### WHAT YOU NEED TO DO
Copy the listing below in full and skip every picture.

### SOURCE RECORDS
• • • •
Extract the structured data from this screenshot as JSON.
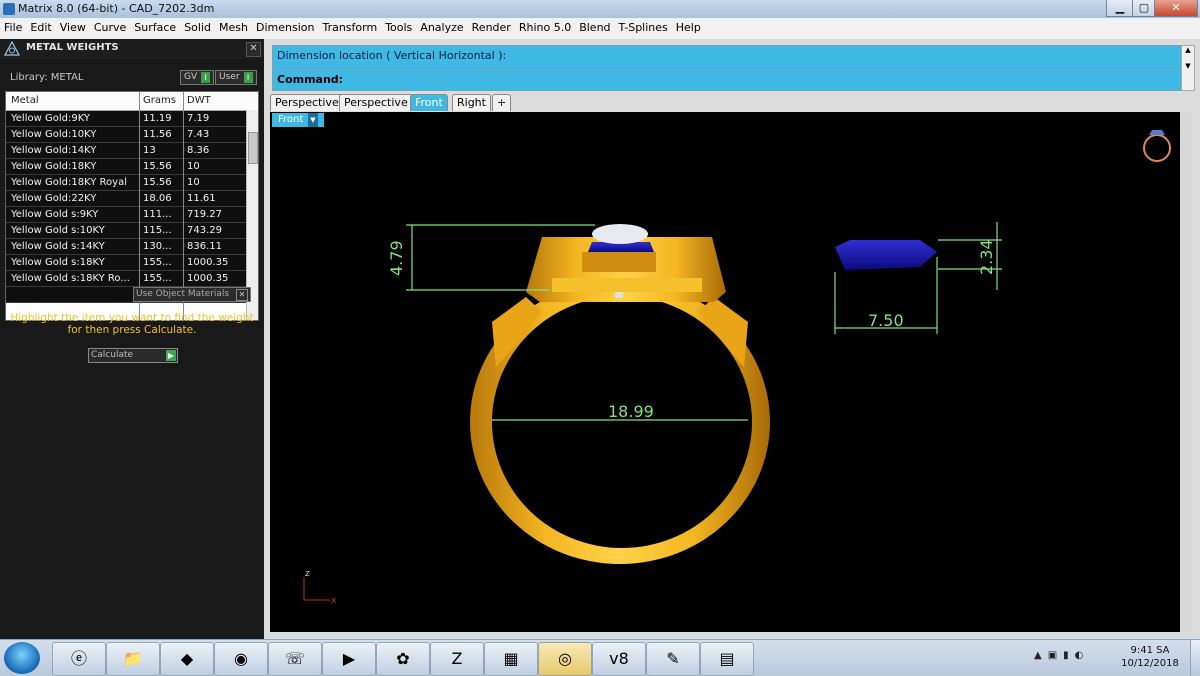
{
  "window": {
    "title": "Matrix 8.0 (64-bit) - CAD_7202.3dm",
    "min": "▁",
    "max": "▢",
    "close": "✕"
  },
  "menu": [
    "File",
    "Edit",
    "View",
    "Curve",
    "Surface",
    "Solid",
    "Mesh",
    "Dimension",
    "Transform",
    "Tools",
    "Analyze",
    "Render",
    "Rhino 5.0",
    "Blend",
    "T-Splines",
    "Help"
  ],
  "panel": {
    "title": "METAL WEIGHTS",
    "close": "✕",
    "library_label": "Library: METAL",
    "gv_label": "GV",
    "user_label": "User",
    "columns": [
      "Metal",
      "Grams",
      "DWT"
    ],
    "rows": [
      [
        "Yellow Gold:9KY",
        "11.19",
        "7.19"
      ],
      [
        "Yellow Gold:10KY",
        "11.56",
        "7.43"
      ],
      [
        "Yellow Gold:14KY",
        "13",
        "8.36"
      ],
      [
        "Yellow Gold:18KY",
        "15.56",
        "10"
      ],
      [
        "Yellow Gold:18KY Royal",
        "15.56",
        "10"
      ],
      [
        "Yellow Gold:22KY",
        "18.06",
        "11.61"
      ],
      [
        "Yellow Gold s:9KY",
        "111...",
        "719.27"
      ],
      [
        "Yellow Gold s:10KY",
        "115...",
        "743.29"
      ],
      [
        "Yellow Gold s:14KY",
        "130...",
        "836.11"
      ],
      [
        "Yellow Gold s:18KY",
        "155...",
        "1000.35"
      ],
      [
        "Yellow Gold s:18KY Ro...",
        "155...",
        "1000.35"
      ]
    ],
    "use_object_materials": "Use Object Materials",
    "instruction": "Highlight the item you want to find the weight for then press Calculate.",
    "calculate": "Calculate"
  },
  "command": {
    "line1": "Dimension location ( Vertical  Horizontal ):",
    "line2": "Command:"
  },
  "tabs": [
    "Perspective",
    "Perspective",
    "Front",
    "Right",
    "+"
  ],
  "active_tab": 2,
  "viewport": {
    "label": "Front",
    "dimensions": {
      "ring_inner": "18.99",
      "head_height": "4.79",
      "stone_width": "7.50",
      "stone_height": "2.34"
    },
    "axis_z": "z",
    "axis_x": "x"
  },
  "taskbar": {
    "apps": [
      "ie",
      "explorer",
      "game",
      "chrome",
      "viber",
      "media",
      "corel",
      "zalo",
      "teamviewer",
      "matrix",
      "v8",
      "paint",
      "notes"
    ],
    "time": "9:41 SA",
    "date": "10/12/2018"
  },
  "colors": {
    "accent": "#3fb8e3",
    "gold": "#f2b01e",
    "dimension": "#86e07a",
    "stone": "#1a1aa8"
  }
}
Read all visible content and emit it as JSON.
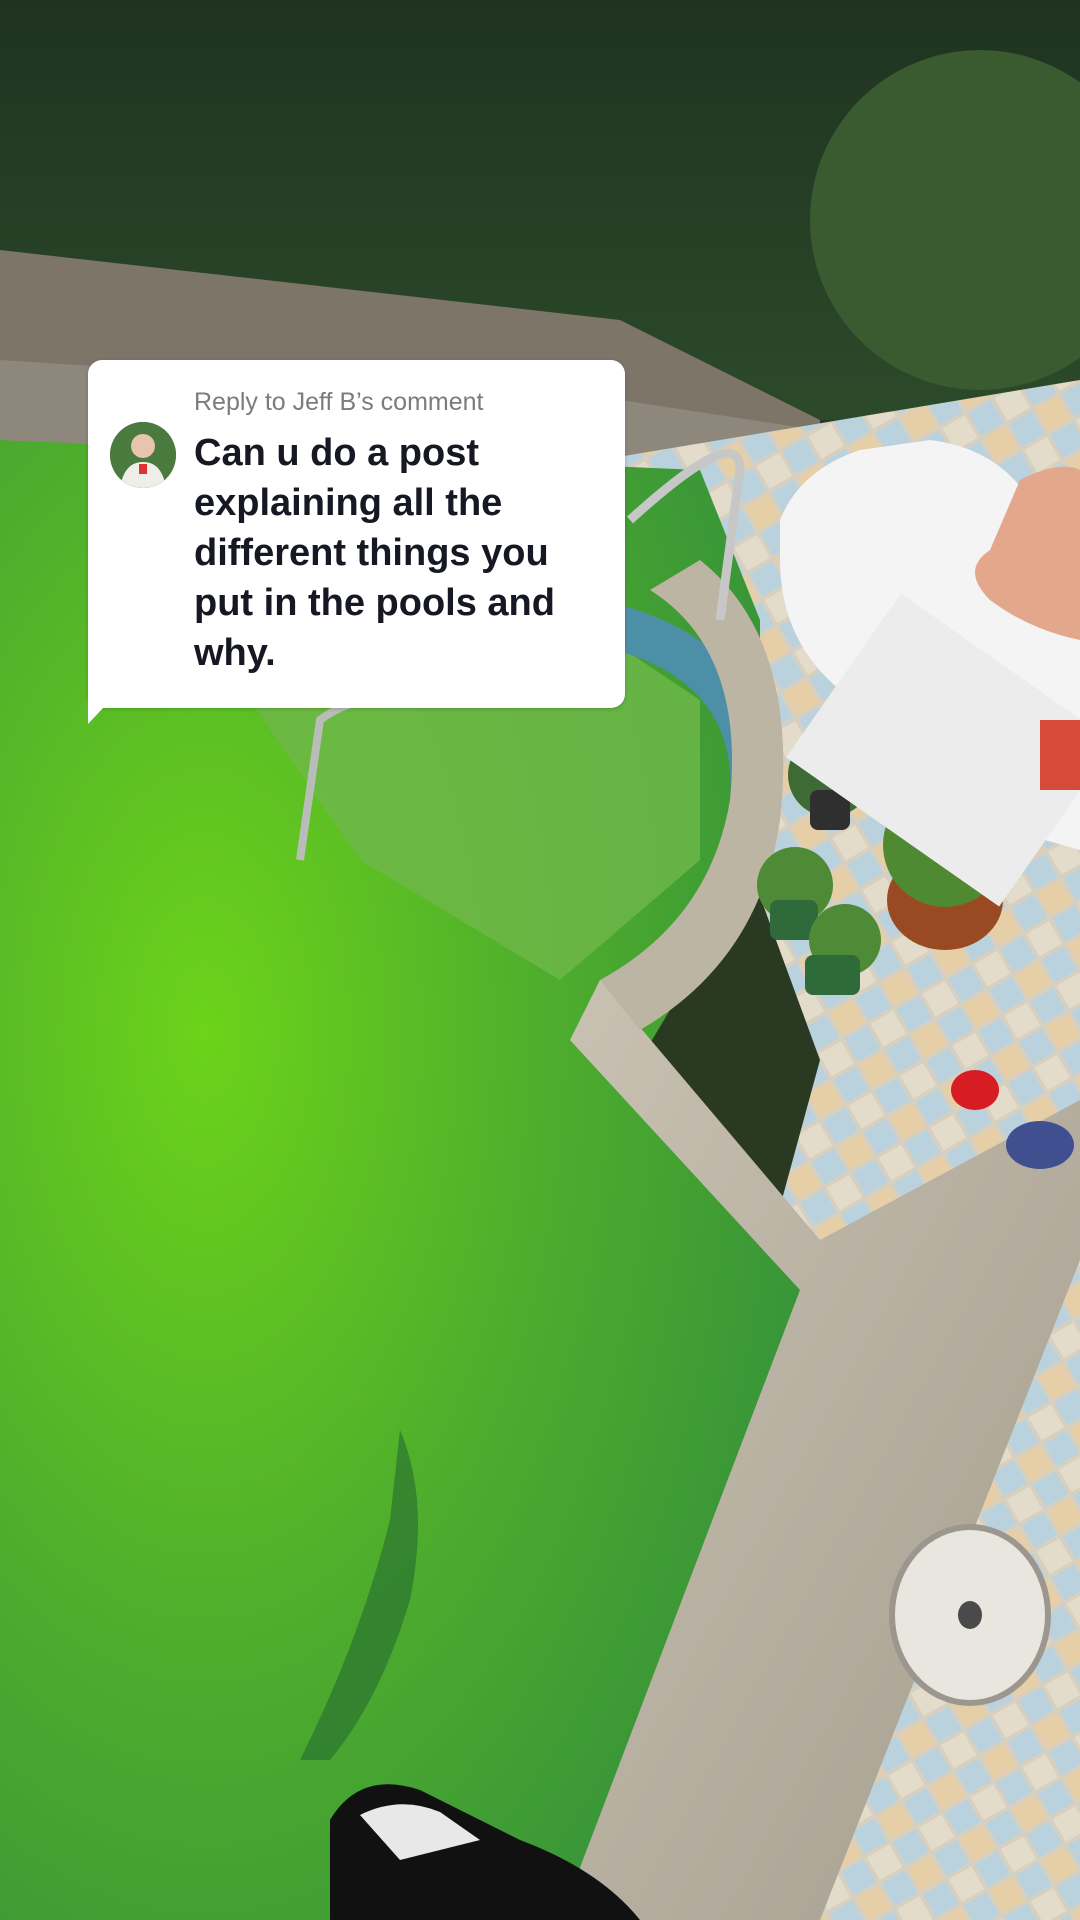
{
  "reply": {
    "header": "Reply to Jeff B’s comment",
    "text": "Can u do a post explaining all the different things you put in the pools and why."
  },
  "icons": {
    "avatar": "commenter-avatar"
  },
  "colors": {
    "bubble_bg": "#ffffff",
    "header_text": "#7b7b80",
    "body_text": "#161823",
    "pool_water": "#5fbf2a"
  }
}
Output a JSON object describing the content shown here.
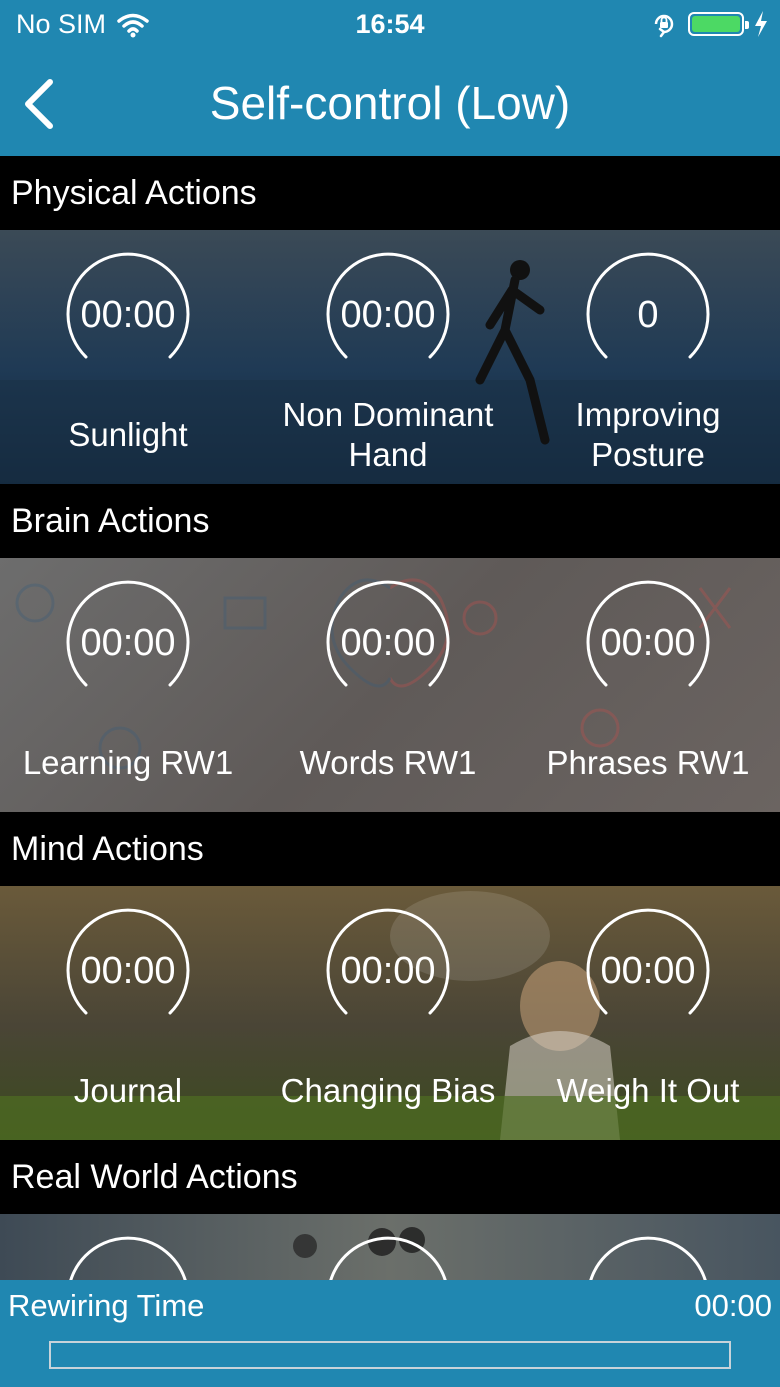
• • • •
### SOLUTION TO THIS EXERCISE
Extract the structured data from this screenshot as JSON.
{
  "window": {
    "title": "Matrix 8.0 (64-bit) - CAD_7202.3dm",
    "min": "▁",
    "max": "▢",
    "close": "✕"
  },
  "menu": [
    "File",
    "Edit",
    "View",
    "Curve",
    "Surface",
    "Solid",
    "Mesh",
    "Dimension",
    "Transform",
    "Tools",
    "Analyze",
    "Render",
    "Rhino 5.0",
    "Blend",
    "T-Splines",
    "Help"
  ],
  "panel": {
    "title": "METAL WEIGHTS",
    "close": "✕",
    "library_label": "Library: METAL",
    "gv_label": "GV",
    "user_label": "User",
    "columns": [
      "Metal",
      "Grams",
      "DWT"
    ],
    "rows": [
      [
        "Yellow Gold:9KY",
        "11.19",
        "7.19"
      ],
      [
        "Yellow Gold:10KY",
        "11.56",
        "7.43"
      ],
      [
        "Yellow Gold:14KY",
        "13",
        "8.36"
      ],
      [
        "Yellow Gold:18KY",
        "15.56",
        "10"
      ],
      [
        "Yellow Gold:18KY Royal",
        "15.56",
        "10"
      ],
      [
        "Yellow Gold:22KY",
        "18.06",
        "11.61"
      ],
      [
        "Yellow Gold s:9KY",
        "111...",
        "719.27"
      ],
      [
        "Yellow Gold s:10KY",
        "115...",
        "743.29"
      ],
      [
        "Yellow Gold s:14KY",
        "130...",
        "836.11"
      ],
      [
        "Yellow Gold s:18KY",
        "155...",
        "1000.35"
      ],
      [
        "Yellow Gold s:18KY Ro...",
        "155...",
        "1000.35"
      ]
    ],
    "use_object_materials": "Use Object Materials",
    "instruction": "Highlight the item you want to find the weight for then press Calculate.",
    "calculate": "Calculate"
  },
  "command": {
    "line1": "Dimension location ( Vertical  Horizontal ):",
    "line2": "Command:"
  },
  "tabs": [
    "Perspective",
    "Perspective",
    "Front",
    "Right",
    "+"
  ],
  "active_tab": 2,
  "viewport": {
    "label": "Front",
    "dimensions": {
      "ring_inner": "18.99",
      "head_height": "4.79",
      "stone_width": "7.50",
      "stone_height": "2.34"
    },
    "axis_z": "z",
    "axis_x": "x"
  },
  "taskbar": {
    "apps": [
      "ie",
      "explorer",
      "game",
      "chrome",
      "viber",
      "media",
      "corel",
      "zalo",
      "teamviewer",
      "matrix",
      "v8",
      "paint",
      "notes"
    ],
    "time": "9:41 SA",
    "date": "10/12/2018"
  },
  "colors": {
    "accent": "#3fb8e3",
    "gold": "#f2b01e",
    "dimension": "#86e07a",
    "stone": "#1a1aa8"
  }
}
Read all visible content and emit it as JSON.
{
  "reply": {
    "header": "Reply to Jeff B’s comment",
    "text": "Can u do a post explaining all the different things you put in the pools and why."
  },
  "icons": {
    "avatar": "commenter-avatar"
  },
  "colors": {
    "bubble_bg": "#ffffff",
    "header_text": "#7b7b80",
    "body_text": "#161823",
    "pool_water": "#5fbf2a"
  }
}
Output a JSON object describing the content shown here.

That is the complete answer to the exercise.